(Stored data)
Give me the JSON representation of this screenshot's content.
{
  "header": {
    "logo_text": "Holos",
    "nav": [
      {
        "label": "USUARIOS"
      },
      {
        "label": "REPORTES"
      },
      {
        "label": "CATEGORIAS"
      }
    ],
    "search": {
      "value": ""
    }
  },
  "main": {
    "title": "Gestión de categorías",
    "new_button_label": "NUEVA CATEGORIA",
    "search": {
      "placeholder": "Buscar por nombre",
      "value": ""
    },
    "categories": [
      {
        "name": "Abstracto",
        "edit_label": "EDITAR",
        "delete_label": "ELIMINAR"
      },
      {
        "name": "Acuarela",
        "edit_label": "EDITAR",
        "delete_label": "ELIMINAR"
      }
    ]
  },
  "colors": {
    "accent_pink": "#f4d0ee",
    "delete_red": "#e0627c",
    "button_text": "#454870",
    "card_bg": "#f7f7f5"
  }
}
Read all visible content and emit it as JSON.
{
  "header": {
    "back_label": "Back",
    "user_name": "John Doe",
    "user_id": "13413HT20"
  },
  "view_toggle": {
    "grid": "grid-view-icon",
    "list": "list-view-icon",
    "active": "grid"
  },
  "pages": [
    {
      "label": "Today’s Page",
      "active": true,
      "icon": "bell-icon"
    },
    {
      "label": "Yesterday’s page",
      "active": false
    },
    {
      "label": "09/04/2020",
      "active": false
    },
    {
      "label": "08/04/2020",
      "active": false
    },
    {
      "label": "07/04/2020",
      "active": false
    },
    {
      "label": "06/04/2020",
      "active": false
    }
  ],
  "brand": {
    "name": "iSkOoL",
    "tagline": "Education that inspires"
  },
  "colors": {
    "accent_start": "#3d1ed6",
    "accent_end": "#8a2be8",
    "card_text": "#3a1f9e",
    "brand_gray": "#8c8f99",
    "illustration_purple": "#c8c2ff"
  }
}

» Instructions for the task: Print every line of the records exactly. Omit nothing.

» The solution:
Give me the JSON representation of this screenshot's content.
{
  "header": {
    "logo_text": "Holos",
    "nav": [
      {
        "label": "USUARIOS"
      },
      {
        "label": "REPORTES"
      },
      {
        "label": "CATEGORIAS"
      }
    ],
    "search": {
      "value": ""
    }
  },
  "main": {
    "title": "Gestión de categorías",
    "new_button_label": "NUEVA CATEGORIA",
    "search": {
      "placeholder": "Buscar por nombre",
      "value": ""
    },
    "categories": [
      {
        "name": "Abstracto",
        "edit_label": "EDITAR",
        "delete_label": "ELIMINAR"
      },
      {
        "name": "Acuarela",
        "edit_label": "EDITAR",
        "delete_label": "ELIMINAR"
      }
    ]
  },
  "colors": {
    "accent_pink": "#f4d0ee",
    "delete_red": "#e0627c",
    "button_text": "#454870",
    "card_bg": "#f7f7f5"
  }
}
Read all visible content and emit it as JSON.
{
  "header": {
    "back_label": "Back",
    "user_name": "John Doe",
    "user_id": "13413HT20"
  },
  "view_toggle": {
    "grid": "grid-view-icon",
    "list": "list-view-icon",
    "active": "grid"
  },
  "pages": [
    {
      "label": "Today’s Page",
      "active": true,
      "icon": "bell-icon"
    },
    {
      "label": "Yesterday’s page",
      "active": false
    },
    {
      "label": "09/04/2020",
      "active": false
    },
    {
      "label": "08/04/2020",
      "active": false
    },
    {
      "label": "07/04/2020",
      "active": false
    },
    {
      "label": "06/04/2020",
      "active": false
    }
  ],
  "brand": {
    "name": "iSkOoL",
    "tagline": "Education that inspires"
  },
  "colors": {
    "accent_start": "#3d1ed6",
    "accent_end": "#8a2be8",
    "card_text": "#3a1f9e",
    "brand_gray": "#8c8f99",
    "illustration_purple": "#c8c2ff"
  }
}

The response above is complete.